--- begin Information given ---
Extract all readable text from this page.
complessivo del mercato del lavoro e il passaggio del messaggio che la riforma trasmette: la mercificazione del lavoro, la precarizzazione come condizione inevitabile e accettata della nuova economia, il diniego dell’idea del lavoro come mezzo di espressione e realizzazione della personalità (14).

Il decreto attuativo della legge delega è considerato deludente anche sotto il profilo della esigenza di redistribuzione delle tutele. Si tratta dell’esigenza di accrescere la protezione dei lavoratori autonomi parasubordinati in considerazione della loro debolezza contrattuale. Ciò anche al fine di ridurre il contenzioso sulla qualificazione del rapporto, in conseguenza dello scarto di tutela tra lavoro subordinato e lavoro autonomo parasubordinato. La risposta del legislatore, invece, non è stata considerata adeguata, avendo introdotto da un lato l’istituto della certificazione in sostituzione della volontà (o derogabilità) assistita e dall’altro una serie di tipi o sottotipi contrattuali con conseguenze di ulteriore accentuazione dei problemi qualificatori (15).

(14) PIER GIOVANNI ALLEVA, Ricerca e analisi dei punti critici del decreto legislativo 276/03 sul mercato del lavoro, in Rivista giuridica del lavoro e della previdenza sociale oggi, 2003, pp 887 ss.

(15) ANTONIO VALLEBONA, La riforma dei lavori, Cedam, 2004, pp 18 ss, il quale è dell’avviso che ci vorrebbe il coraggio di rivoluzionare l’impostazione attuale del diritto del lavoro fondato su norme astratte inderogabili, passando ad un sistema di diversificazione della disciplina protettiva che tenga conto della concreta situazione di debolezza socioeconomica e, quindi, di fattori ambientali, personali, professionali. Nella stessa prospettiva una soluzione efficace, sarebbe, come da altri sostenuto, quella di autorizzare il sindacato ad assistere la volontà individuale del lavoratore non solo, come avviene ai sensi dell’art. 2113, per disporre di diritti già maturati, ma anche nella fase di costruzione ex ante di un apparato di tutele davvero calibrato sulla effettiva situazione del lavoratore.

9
--- end Information given ---
Work required.
Give the material above again, word for word.

Answer to the exercise.
Extract all readable text from this page.
complessivo del mercato del lavoro e il passaggio del messaggio che la riforma trasmette: la mercificazione del lavoro, la precarizzazione come condizione inevitabile e accettata della nuova economia, il diniego dell’idea del lavoro come mezzo di espressione e realizzazione della personalità (14).

Il decreto attuativo della legge delega è considerato deludente anche sotto il profilo della esigenza di redistribuzione delle tutele. Si tratta dell’esigenza di accrescere la protezione dei lavoratori autonomi parasubordinati in considerazione della loro debolezza contrattuale. Ciò anche al fine di ridurre il contenzioso sulla qualificazione del rapporto, in conseguenza dello scarto di tutela tra lavoro subordinato e lavoro autonomo parasubordinato. La risposta del legislatore, invece, non è stata considerata adeguata, avendo introdotto da un lato l’istituto della certificazione in sostituzione della volontà (o derogabilità) assistita e dall’altro una serie di tipi o sottotipi contrattuali con conseguenze di ulteriore accentuazione dei problemi qualificatori (15).

(14) PIER GIOVANNI ALLEVA, Ricerca e analisi dei punti critici del decreto legislativo 276/03 sul mercato del lavoro, in Rivista giuridica del lavoro e della previdenza sociale oggi, 2003, pp 887 ss.

(15) ANTONIO VALLEBONA, La riforma dei lavori, Cedam, 2004, pp 18 ss, il quale è dell’avviso che ci vorrebbe il coraggio di rivoluzionare l’impostazione attuale del diritto del lavoro fondato su norme astratte inderogabili, passando ad un sistema di diversificazione della disciplina protettiva che tenga conto della concreta situazione di debolezza socioeconomica e, quindi, di fattori ambientali, personali, professionali. Nella stessa prospettiva una soluzione efficace, sarebbe, come da altri sostenuto, quella di autorizzare il sindacato ad assistere la volontà individuale del lavoratore non solo, come avviene ai sensi dell’art. 2113, per disporre di diritti già maturati, ma anche nella fase di costruzione ex ante di un apparato di tutele davvero calibrato sulla effettiva situazione del lavoratore.

9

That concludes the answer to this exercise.